**What you have to do**
From the entries below, copy every line where the string "免费微信公众号" appears.

**Dataset items**

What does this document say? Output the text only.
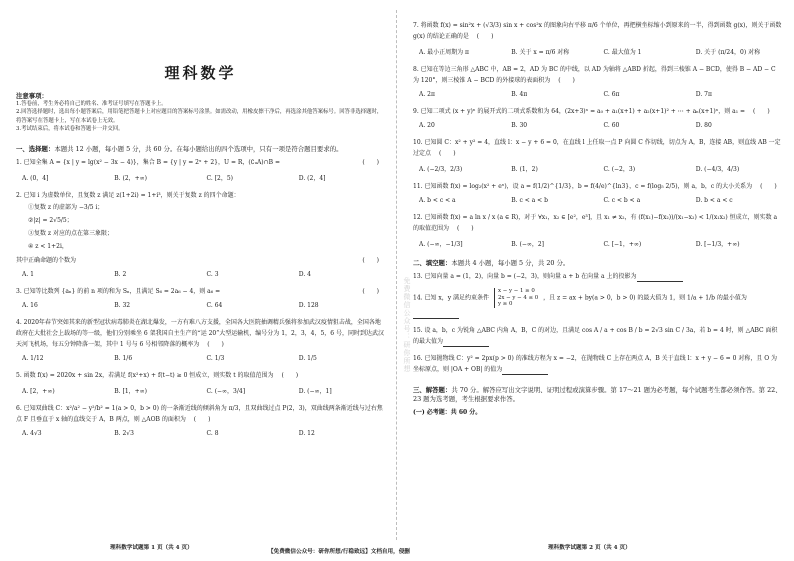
理科数学
注意事项：

1.答卷前，考生务必将自己的姓名、准考证号填写在答题卡上。

2.回答选择题时，选出每小题答案后，用铅笔把答题卡上对应题目的答案标号涂黑。如需改动，用橡皮擦干净后，再选涂其他答案标号。回答非选择题时，将答案写在答题卡上，写在本试卷上无效。

3.考试结束后，将本试卷和答题卡一并交回。

一、选择题：本题共 12 小题，每小题 5 分，共 60 分。在每小题给出的四个选项中，只有一项是符合题目要求的。
1. 已知全集 A = {x | y = lg(x² − 3x − 4)}，集合 B = {y | y = 2ˣ + 2}，U = R，(∁ᵤA)∩B =	(　　)
A. (0，4]	B. (2，+∞)	C. [2，5)	D. (2，4]
2. 已知 i 为虚数单位，且复数 z 满足 z(1+2i) = 1+i³，则关于复数 z 的四个命题：
①复数 z 的虚部为 −3/5 i；
②|z| = 2√5/5；
③复数 z 对应的点在第三象限；
④ z < 1+2i，
其中正确命题的个数为	(　　)
A. 1	B. 2	C. 3	D. 4
3. 已知等比数列 {aₙ} 的前 n 项的和为 Sₙ，且满足 S₆ = 2a₆ − 4，则 a₆ =	(　　)
A. 16	B. 32	C. 64	D. 128
4. 2020年春节突如其来的新型冠状病毒肺炎在湖北爆发，一方有难八方支援，全国各大医院抽调精兵强将参加武汉疫情狙击战，全国各地政府在大批社会上载场的等一级，他们分别乘坐 6 架我国自主生产的“运 20”大型运输机，编号分为 1，2，3，4，5，6 号，同时到达武汉天河飞机场，每五分钟降落一架，其中 1 号与 6 号相邻降落的概率为 (　　)
A. 1/12	B. 1/6	C. 1/3	D. 1/5
5. 函数 f(x) = 2020x + sin 2x，若满足 f(x²+x) + f(t−t) ≥ 0 恒成立，则实数 t 的取值范围为 (　　)
A. [2，+∞)	B. [1，+∞)	C. (−∞，3/4]	D. (−∞，1]
6. 已知双曲线 C：x²/a² − y²/b² = 1(a > 0，b > 0) 的一条渐近线的倾斜角为 π/3，且双曲线过点 P(2，3)，双曲线两条渐近线与过右焦点 F 且垂直于 x 轴的直线交于 A，B 两点，则 △AOB 的面积为 (　　)
A. 4√3	B. 2√3	C. 8	D. 12
免费微信公众号：研你所想
7. 将函数 f(x) = sin²x + (√3/3) sin x + cos²x 的图象向右平移 π/6 个单位，再把横坐标缩小到原来的一半，得到函数 g(x)，则关于函数 g(x) 的结论正确的是 (　　)
A. 最小正周期为 π	B. 关于 x = π/6 对称	C. 最大值为 1	D. 关于 (π/24，0) 对称
8. 已知在等边三角形 △ABC 中，AB = 2，AD 为 BC 的中线，以 AD 为轴将 △ABD 折起，得到三棱锥 A − BCD，使得 B − AD − C 为 120°，则三棱锥 A − BCD 的外接球的表面积为 (　　)
A. 2π	B. 4π	C. 6π	D. 7π
9. 已知二项式 (x + y)ⁿ 的展开式的二项式系数和为 64，(2x+3)ⁿ = a₀ + a₁(x+1) + a₂(x+1)² + ⋯ + aₙ(x+1)ⁿ，则 a₁ = (　　)
A. 20	B. 30	C. 60	D. 80
10. 已知圆 C：x² + y² = 4，直线 l：x − y + 6 = 0，在直线 l 上任取一点 P 向圆 C 作切线，切点为 A，B，连接 AB，则直线 AB 一定过定点 (　　)
A. (−2/3，2/3)	B. (1，2)	C. (−2，3)	D. (−4/3，4/3)
11. 已知函数 f(x) = log₂(x² + eˣ)，设 a = f(1/2)^{1/3}，b = f(4/e)^{ln3}，c = f(log₅ 2/5)，则 a，b，c 的大小关系为 (　　)
A. b < c < a	B. c < a < b	C. c < b < a	D. b < a < c
12. 已知函数 f(x) = a ln x / x (a ∈ R)，对于 ∀x₁，x₂ ∈ [e²，e³]，且 x₁ ≠ x₂，有 (f(x₁)−f(x₂))/(x₁−x₂) < 1/(x₁x₂) 恒成立，则实数 a 的取值范围为 (　　)
A. (−∞，−1/3]	B. (−∞，2]	C. [−1，+∞)	D. [−1/3，+∞)
二、填空题：本题共 4 小题，每小题 5 分，共 20 分。
13. 已知向量 a = (1，2)，向量 b = (−2，3)，则向量 a + b 在向量 a 上的投影为
14. 已知 x，y 满足约束条件
x − y − 1 ≥ 0
2x − y − 4 ≤ 0
y ≥ 0
，且 z = ax + by(a > 0，b > 0) 的最大值为 1，则 1/a + 1/b 的最小值为
15. 设 a，b，c 为锐角 △ABC 内角 A，B，C 的对边，且满足 cos A / a + cos B / b = 2√3 sin C / 3a，若 b = 4 时，则 △ABC 面积的最大值为
16. 已知抛物线 C：y² = 2px(p > 0) 的准线方程为 x = −2，在抛物线 C 上存在两点 A，B 关于直线 l：x + y − 6 = 0 对称，且 O 为坐标原点，则 |OA + OB| 的值为
三、解答题：共 70 分。解答应写出文字说明、证明过程或演算步骤。第 17～21 题为必考题，每个试题考生都必须作答。第 22、23 题为选考题，考生根据要求作答。
(一) 必考题：共 60 分。
理科数学试题第 1 页（共 4 页）	理科数学试题第 2 页（共 4 页）
【免费微信公众号：研你所想/行稳致远】文档自用，侵删
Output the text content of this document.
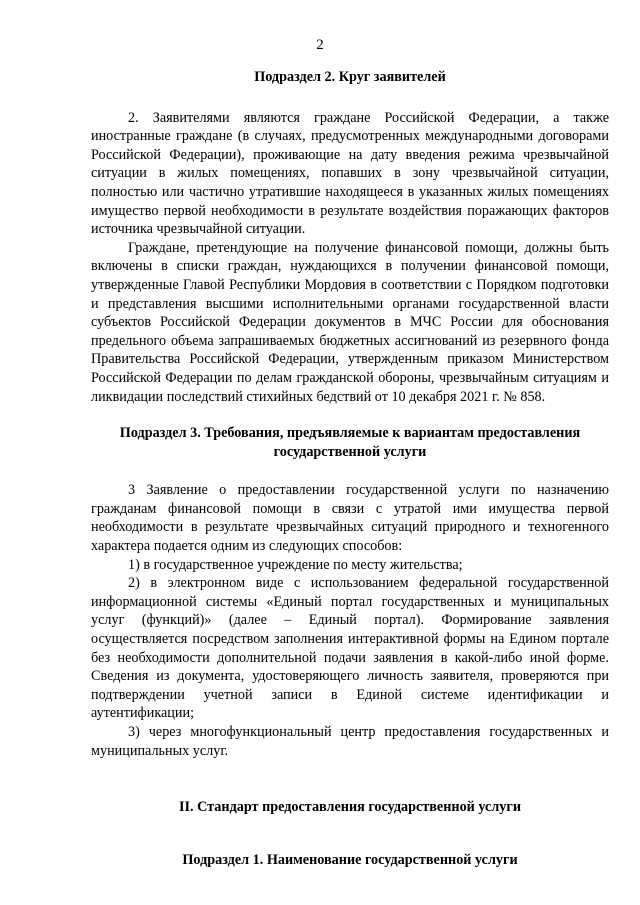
2

Подраздел 2. Круг заявителей

2. Заявителями являются граждане Российской Федерации, а также иностранные граждане (в случаях, предусмотренных международными договорами Российской Федерации), проживающие на дату введения режима чрезвычайной ситуации в жилых помещениях, попавших в зону чрезвычайной ситуации, полностью или частично утратившие находящееся в указанных жилых помещениях имущество первой необходимости в результате воздействия поражающих факторов источника чрезвычайной ситуации.

Граждане, претендующие на получение финансовой помощи, должны быть включены в списки граждан, нуждающихся в получении финансовой помощи, утвержденные Главой Республики Мордовия в соответствии с Порядком подготовки и представления высшими исполнительными органами государственной власти субъектов Российской Федерации документов в МЧС России для обоснования предельного объема запрашиваемых бюджетных ассигнований из резервного фонда Правительства Российской Федерации, утвержденным приказом Министерством Российской Федерации по делам гражданской обороны, чрезвычайным ситуациям и ликвидации последствий стихийных бедствий от 10 декабря 2021 г. № 858.

Подраздел 3. Требования, предъявляемые к вариантам предоставления государственной услуги

3 Заявление о предоставлении государственной услуги по назначению гражданам финансовой помощи в связи с утратой ими имущества первой необходимости в результате чрезвычайных ситуаций природного и техногенного характера подается одним из следующих способов:

1) в государственное учреждение по месту жительства;

2) в электронном виде с использованием федеральной государственной информационной системы «Единый портал государственных и муниципальных услуг (функций)» (далее – Единый портал). Формирование заявления осуществляется посредством заполнения интерактивной формы на Едином портале без необходимости дополнительной подачи заявления в какой-либо иной форме. Сведения из документа, удостоверяющего личность заявителя, проверяются при подтверждении учетной записи в Единой системе идентификации и аутентификации;

3) через многофункциональный центр предоставления государственных и муниципальных услуг.

II. Стандарт предоставления государственной услуги

Подраздел 1. Наименование государственной услуги
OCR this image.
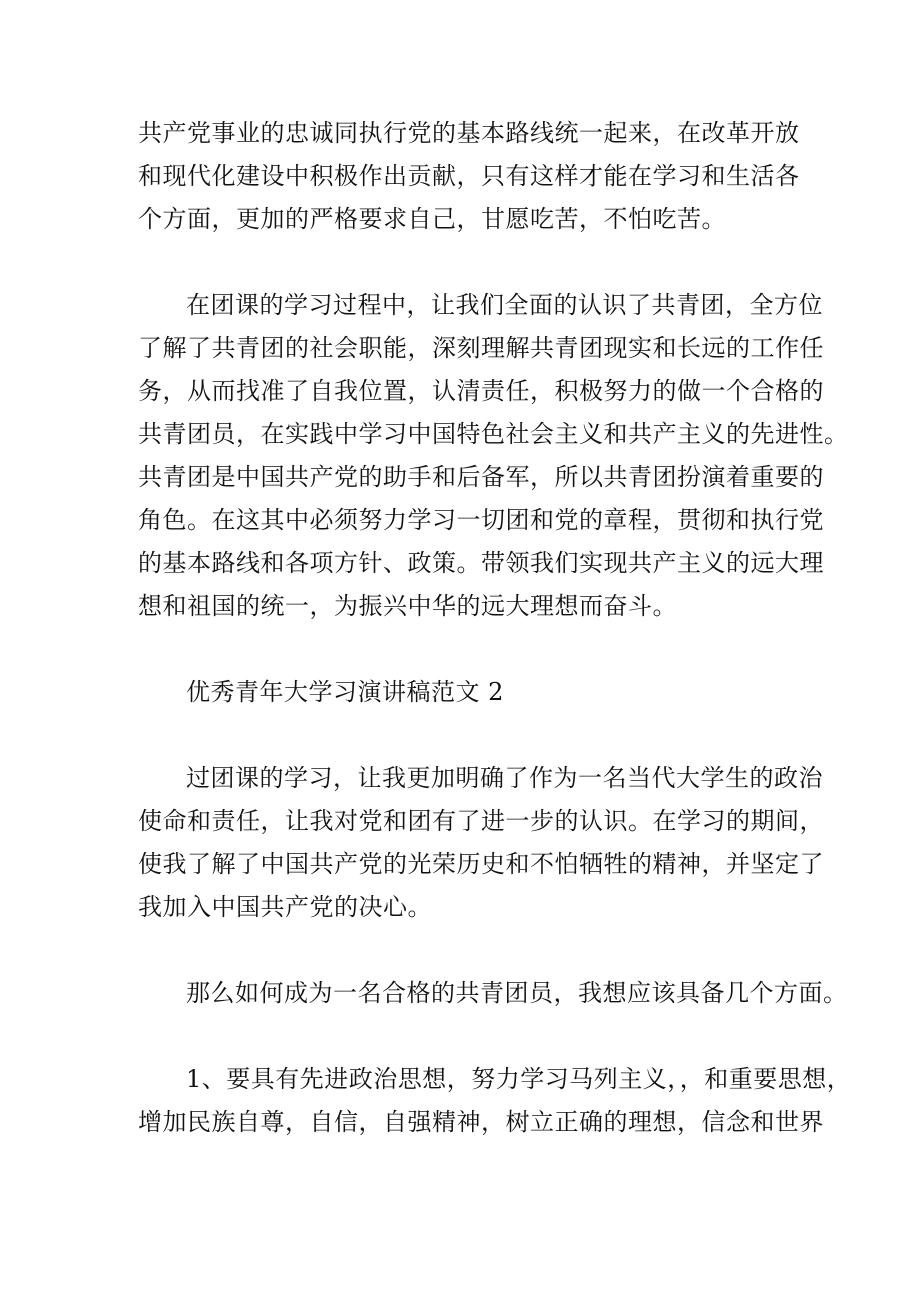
共产党事业的忠诚同执行党的基本路线统一起来，在改革开放
和现代化建设中积极作出贡献，只有这样才能在学习和生活各
个方面，更加的严格要求自己，甘愿吃苦，不怕吃苦。
在团课的学习过程中，让我们全面的认识了共青团，全方位
了解了共青团的社会职能，深刻理解共青团现实和长远的工作任
务，从而找准了自我位置，认清责任，积极努力的做一个合格的
共青团员，在实践中学习中国特色社会主义和共产主义的先进性。
共青团是中国共产党的助手和后备军，所以共青团扮演着重要的
角色。在这其中必须努力学习一切团和党的章程，贯彻和执行党
的基本路线和各项方针、政策。带领我们实现共产主义的远大理
想和祖国的统一，为振兴中华的远大理想而奋斗。
优秀青年大学习演讲稿范文 2
过团课的学习，让我更加明确了作为一名当代大学生的政治
使命和责任，让我对党和团有了进一步的认识。在学习的期间，
使我了解了中国共产党的光荣历史和不怕牺牲的精神，并坚定了
我加入中国共产党的决心。
那么如何成为一名合格的共青团员，我想应该具备几个方面。
1、要具有先进政治思想，努力学习马列主义，，和重要思想，
增加民族自尊，自信，自强精神，树立正确的理想，信念和世界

**Full output**
免费微信公众号：研你所想
【免费微信公众号：研你所想/行稳致远】文档自用，侵删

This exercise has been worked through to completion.